EXERCISE DESCRIPTION:
Of all the lines in the material, how many include the word "icon"? Give only the number.

SUPPLIED DATA:
-*-

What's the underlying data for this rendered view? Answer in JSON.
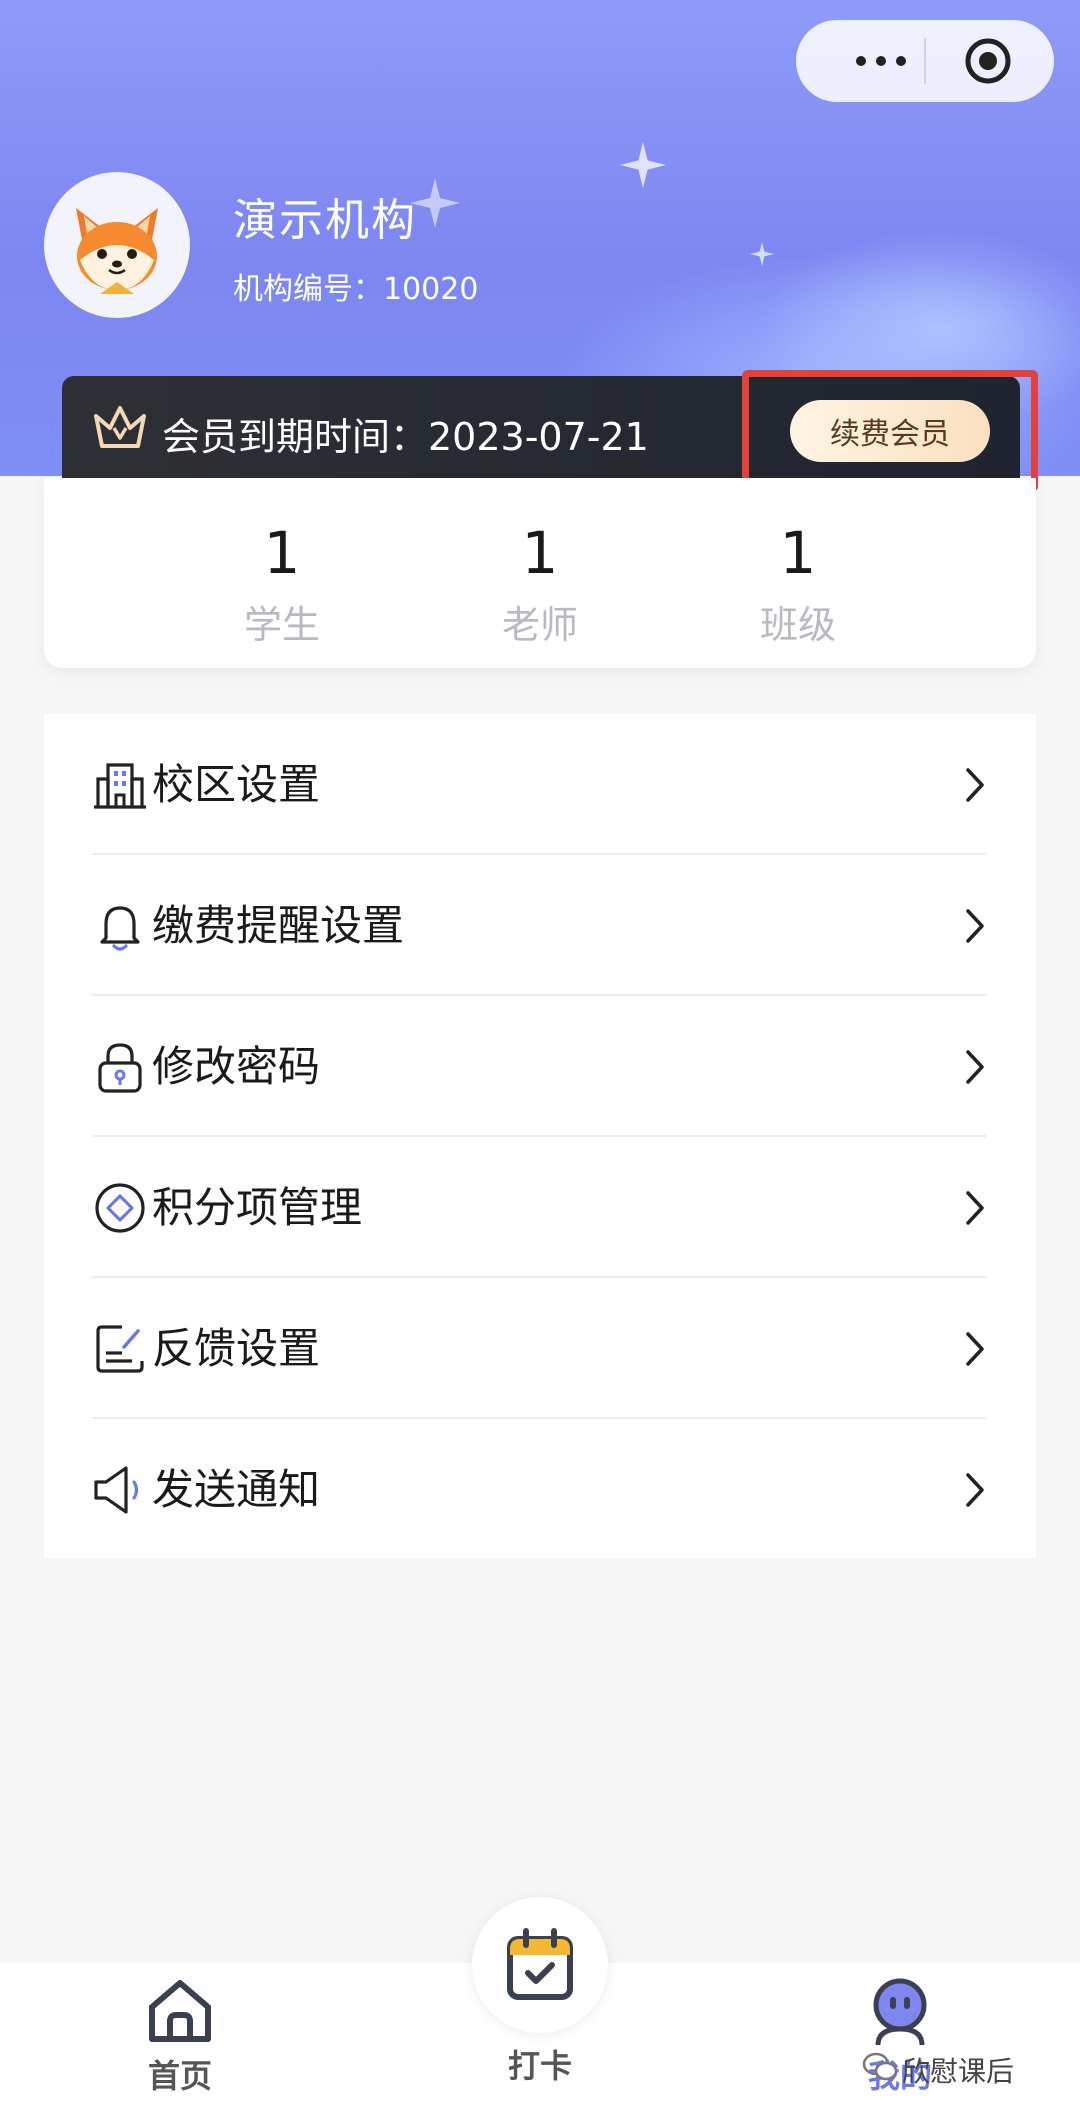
{
  "header": {
    "org_name": "演示机构",
    "org_code": "机构编号：10020"
  },
  "member": {
    "expire_label": "会员到期时间：2023-07-21",
    "renew_label": "续费会员"
  },
  "stats": [
    {
      "num": "1",
      "label": "学生"
    },
    {
      "num": "1",
      "label": "老师"
    },
    {
      "num": "1",
      "label": "班级"
    }
  ],
  "menu": [
    {
      "label": "校区设置",
      "icon": "building-icon"
    },
    {
      "label": "缴费提醒设置",
      "icon": "bell-icon"
    },
    {
      "label": "修改密码",
      "icon": "lock-icon"
    },
    {
      "label": "积分项管理",
      "icon": "diamond-badge-icon"
    },
    {
      "label": "反馈设置",
      "icon": "feedback-edit-icon"
    },
    {
      "label": "发送通知",
      "icon": "speaker-icon"
    }
  ],
  "tabbar": {
    "home": "首页",
    "checkin": "打卡",
    "mine": "我的"
  },
  "watermark": "欣慰课后",
  "colors": {
    "header": "#8e9bf7",
    "accent": "#6d78e8",
    "highlight": "#e4413b"
  }
}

-*-

ANSWER TO THE TASK:
6